Data section =
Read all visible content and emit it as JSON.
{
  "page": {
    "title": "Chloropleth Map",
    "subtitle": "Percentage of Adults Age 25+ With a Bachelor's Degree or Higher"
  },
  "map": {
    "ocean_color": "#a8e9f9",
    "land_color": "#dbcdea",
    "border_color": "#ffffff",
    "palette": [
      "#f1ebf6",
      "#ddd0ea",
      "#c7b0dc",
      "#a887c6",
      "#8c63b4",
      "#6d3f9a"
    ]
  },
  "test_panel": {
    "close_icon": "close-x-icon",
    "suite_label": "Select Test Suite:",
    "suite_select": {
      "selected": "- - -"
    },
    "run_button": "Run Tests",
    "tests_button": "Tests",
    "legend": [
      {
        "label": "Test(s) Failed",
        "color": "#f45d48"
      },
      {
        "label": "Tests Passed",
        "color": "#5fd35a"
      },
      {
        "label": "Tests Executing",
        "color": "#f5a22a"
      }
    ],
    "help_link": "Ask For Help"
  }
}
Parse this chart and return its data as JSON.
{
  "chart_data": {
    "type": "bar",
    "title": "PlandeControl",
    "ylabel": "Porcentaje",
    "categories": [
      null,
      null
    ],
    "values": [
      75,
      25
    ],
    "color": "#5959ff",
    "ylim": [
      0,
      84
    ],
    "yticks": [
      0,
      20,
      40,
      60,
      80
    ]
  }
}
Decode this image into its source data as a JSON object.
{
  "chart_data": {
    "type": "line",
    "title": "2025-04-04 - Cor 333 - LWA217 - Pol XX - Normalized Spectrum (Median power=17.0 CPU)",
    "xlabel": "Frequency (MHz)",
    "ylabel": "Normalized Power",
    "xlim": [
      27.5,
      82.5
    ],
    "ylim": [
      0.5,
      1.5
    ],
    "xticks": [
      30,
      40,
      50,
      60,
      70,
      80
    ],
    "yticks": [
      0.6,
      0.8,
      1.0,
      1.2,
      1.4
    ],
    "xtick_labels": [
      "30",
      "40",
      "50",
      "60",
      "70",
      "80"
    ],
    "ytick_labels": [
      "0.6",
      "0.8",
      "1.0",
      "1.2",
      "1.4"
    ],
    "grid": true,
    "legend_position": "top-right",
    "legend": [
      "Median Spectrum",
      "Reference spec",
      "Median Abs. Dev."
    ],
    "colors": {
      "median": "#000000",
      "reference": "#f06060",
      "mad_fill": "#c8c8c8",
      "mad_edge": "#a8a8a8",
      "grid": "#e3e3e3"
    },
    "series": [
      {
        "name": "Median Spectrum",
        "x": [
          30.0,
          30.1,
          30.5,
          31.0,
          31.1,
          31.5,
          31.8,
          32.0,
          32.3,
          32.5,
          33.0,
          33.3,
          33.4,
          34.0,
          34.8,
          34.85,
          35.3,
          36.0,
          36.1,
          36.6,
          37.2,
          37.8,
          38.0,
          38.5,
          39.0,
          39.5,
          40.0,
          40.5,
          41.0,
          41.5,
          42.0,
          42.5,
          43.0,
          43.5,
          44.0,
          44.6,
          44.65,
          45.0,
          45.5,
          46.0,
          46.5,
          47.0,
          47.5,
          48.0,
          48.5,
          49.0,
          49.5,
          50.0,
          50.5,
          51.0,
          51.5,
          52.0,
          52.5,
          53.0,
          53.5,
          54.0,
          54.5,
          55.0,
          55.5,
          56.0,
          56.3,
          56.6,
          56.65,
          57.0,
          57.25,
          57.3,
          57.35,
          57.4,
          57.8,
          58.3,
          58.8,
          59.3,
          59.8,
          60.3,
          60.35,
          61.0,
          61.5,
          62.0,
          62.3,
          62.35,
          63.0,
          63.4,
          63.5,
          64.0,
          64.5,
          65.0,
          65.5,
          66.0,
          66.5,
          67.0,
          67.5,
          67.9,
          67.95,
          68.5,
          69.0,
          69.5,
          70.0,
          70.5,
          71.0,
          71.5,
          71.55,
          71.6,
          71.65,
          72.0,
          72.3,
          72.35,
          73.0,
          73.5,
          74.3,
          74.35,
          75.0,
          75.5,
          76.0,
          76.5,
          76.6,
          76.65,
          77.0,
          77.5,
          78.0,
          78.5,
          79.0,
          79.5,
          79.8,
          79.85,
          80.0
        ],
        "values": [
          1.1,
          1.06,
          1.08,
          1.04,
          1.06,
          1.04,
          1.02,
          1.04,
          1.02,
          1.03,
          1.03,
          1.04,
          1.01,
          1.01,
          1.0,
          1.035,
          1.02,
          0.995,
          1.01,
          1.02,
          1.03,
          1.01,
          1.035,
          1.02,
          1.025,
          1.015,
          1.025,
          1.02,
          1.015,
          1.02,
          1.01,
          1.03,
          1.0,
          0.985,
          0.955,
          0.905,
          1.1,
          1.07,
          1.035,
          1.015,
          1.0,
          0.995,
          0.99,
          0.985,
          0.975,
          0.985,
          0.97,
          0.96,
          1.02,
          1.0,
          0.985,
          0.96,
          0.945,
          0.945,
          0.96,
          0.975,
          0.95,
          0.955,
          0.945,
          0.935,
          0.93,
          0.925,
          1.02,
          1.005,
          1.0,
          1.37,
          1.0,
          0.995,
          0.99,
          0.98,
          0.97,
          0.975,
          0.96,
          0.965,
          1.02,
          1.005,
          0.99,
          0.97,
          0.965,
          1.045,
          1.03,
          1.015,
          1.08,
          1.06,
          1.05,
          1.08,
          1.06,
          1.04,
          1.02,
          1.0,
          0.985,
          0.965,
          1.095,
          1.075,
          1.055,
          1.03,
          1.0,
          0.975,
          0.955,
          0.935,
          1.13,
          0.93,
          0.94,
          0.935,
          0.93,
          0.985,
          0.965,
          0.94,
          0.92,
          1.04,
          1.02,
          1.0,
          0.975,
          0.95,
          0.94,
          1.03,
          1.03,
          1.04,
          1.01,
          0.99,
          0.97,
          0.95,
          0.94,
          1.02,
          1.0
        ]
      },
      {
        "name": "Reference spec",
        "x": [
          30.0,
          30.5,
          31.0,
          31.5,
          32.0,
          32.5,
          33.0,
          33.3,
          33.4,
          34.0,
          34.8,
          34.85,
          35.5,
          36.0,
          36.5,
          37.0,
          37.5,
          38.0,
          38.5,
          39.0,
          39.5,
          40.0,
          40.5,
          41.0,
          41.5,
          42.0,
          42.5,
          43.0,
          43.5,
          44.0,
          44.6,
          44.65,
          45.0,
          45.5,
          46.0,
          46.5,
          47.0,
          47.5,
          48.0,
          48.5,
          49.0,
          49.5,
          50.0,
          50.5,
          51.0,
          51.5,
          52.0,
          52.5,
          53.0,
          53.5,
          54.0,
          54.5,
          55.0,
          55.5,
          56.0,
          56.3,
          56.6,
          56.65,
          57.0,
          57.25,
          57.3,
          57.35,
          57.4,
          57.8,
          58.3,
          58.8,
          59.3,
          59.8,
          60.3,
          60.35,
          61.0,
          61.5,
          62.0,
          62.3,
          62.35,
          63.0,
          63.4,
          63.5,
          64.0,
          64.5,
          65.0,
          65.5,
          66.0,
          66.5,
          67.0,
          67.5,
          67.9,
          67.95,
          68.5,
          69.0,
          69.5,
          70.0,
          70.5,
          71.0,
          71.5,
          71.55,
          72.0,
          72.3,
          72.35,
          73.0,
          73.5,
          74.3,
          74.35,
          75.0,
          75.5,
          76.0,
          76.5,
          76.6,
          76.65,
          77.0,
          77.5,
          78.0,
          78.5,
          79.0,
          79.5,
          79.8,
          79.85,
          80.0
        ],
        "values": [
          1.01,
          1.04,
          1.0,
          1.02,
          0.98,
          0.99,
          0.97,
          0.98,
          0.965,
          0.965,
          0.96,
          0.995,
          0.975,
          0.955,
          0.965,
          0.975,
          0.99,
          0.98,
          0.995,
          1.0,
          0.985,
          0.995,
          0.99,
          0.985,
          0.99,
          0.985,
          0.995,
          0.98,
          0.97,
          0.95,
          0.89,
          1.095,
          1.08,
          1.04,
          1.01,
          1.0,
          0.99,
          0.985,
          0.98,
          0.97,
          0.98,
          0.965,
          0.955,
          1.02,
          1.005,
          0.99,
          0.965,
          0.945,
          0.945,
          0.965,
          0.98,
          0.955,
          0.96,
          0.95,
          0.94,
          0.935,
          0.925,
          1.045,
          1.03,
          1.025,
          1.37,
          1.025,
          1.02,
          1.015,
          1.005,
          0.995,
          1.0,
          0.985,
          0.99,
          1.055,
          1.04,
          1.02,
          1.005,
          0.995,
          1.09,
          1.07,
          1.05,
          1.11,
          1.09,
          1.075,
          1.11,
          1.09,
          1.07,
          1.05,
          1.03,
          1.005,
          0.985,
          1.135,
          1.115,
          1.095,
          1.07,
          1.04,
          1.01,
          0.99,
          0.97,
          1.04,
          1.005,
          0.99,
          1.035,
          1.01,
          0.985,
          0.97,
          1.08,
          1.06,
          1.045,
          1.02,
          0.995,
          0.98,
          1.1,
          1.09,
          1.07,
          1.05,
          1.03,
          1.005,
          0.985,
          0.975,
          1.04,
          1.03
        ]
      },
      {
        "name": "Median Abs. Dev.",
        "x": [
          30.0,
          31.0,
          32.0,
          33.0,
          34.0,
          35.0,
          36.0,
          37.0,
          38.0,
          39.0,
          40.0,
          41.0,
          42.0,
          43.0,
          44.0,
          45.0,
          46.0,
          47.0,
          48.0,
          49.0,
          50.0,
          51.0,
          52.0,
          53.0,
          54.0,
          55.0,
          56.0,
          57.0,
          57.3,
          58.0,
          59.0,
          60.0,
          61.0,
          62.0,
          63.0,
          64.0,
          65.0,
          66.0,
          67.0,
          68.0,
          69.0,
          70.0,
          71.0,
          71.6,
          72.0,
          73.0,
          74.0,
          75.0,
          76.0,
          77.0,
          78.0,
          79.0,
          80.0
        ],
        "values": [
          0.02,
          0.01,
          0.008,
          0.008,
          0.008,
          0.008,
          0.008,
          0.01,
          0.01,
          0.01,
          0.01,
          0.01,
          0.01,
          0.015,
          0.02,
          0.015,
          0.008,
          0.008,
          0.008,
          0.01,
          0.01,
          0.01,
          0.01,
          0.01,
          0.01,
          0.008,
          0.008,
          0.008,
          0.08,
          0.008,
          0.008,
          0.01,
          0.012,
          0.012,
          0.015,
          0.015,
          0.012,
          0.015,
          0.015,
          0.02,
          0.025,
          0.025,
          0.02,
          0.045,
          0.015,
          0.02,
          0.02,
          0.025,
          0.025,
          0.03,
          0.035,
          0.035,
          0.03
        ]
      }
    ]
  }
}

Problem requirements =
Find all lines with "Spectrum" in them and copy each one.

Result of the exercise =
    "title": "2025-04-04 - Cor 333 - LWA217 - Pol XX - Normalized Spectrum (Median power=17.0 CPU)",
      "Median Spectrum",
        "name": "Median Spectrum",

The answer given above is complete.